**WORK TO COMPLETE:** Count the lines in the records below that contain the word "author", and reply with only that number.
◇ ◇ ◇ ◇ ◇ ◇ ◇
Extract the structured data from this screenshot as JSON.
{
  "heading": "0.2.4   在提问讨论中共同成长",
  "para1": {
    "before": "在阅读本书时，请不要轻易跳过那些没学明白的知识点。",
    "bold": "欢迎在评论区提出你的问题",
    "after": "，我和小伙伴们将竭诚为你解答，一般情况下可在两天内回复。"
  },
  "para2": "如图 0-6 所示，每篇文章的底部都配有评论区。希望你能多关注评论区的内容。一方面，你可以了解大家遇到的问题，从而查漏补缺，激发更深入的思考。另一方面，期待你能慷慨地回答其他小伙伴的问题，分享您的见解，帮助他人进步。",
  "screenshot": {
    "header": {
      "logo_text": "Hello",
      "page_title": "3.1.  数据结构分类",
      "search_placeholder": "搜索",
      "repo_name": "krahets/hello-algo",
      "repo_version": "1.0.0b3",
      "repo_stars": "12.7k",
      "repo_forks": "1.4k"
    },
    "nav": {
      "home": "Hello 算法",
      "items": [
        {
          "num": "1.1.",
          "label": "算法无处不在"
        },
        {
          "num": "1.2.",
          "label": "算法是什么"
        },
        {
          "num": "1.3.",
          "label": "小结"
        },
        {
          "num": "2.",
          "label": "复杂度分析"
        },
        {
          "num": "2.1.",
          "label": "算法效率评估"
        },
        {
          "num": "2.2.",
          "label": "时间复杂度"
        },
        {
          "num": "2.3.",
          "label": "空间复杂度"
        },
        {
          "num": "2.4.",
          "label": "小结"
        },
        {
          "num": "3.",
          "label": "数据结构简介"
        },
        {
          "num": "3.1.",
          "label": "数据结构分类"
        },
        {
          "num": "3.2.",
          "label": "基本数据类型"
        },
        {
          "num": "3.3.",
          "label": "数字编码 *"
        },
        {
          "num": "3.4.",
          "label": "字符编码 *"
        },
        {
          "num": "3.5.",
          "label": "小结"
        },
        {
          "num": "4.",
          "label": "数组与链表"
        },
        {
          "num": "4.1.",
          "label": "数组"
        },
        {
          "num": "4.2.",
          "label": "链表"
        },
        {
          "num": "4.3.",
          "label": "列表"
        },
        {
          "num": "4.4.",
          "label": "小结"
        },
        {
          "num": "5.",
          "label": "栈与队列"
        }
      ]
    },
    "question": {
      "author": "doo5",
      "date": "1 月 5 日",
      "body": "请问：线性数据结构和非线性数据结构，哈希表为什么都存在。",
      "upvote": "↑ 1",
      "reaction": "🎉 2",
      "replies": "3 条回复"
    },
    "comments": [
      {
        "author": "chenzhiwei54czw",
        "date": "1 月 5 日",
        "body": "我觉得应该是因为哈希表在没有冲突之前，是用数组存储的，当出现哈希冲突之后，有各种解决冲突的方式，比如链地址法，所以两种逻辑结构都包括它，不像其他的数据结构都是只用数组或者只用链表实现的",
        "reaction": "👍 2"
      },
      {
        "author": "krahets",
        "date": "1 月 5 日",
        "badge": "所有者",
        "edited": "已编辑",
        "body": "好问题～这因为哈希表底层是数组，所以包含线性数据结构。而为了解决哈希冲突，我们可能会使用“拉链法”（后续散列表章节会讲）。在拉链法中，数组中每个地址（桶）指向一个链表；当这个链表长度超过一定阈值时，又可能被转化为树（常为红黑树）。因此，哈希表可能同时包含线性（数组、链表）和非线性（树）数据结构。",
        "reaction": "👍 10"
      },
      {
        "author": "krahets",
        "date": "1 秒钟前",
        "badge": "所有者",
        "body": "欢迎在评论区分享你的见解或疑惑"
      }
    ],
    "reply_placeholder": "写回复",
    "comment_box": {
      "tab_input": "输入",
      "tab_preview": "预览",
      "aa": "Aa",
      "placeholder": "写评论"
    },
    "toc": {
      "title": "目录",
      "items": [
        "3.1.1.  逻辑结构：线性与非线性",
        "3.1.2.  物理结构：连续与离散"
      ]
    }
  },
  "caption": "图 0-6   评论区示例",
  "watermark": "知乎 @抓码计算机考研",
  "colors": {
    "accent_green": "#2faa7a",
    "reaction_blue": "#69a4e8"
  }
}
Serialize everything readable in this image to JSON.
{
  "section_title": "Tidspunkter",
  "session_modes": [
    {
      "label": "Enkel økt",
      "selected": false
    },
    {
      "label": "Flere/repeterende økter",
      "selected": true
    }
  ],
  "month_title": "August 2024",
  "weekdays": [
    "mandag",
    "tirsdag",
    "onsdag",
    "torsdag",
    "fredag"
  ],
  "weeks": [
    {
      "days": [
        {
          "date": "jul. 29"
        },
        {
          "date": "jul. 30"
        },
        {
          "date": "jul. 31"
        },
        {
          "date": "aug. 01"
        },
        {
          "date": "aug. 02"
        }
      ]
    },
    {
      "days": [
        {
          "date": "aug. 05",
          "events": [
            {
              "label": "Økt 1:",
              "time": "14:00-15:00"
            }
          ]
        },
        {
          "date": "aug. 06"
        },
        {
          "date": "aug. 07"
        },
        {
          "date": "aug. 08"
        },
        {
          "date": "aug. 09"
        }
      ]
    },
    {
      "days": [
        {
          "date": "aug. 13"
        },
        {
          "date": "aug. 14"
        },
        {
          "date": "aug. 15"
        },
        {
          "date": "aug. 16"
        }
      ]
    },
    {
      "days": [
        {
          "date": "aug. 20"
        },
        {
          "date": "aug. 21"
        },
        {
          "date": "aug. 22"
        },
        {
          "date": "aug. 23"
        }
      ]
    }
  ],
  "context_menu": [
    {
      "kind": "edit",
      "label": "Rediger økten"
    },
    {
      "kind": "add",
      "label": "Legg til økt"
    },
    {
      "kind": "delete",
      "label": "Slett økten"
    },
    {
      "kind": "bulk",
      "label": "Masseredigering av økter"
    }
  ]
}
◇ ◇ ◇ ◇ ◇ ◇ ◇
**EXERCISE SOLUTION:** 4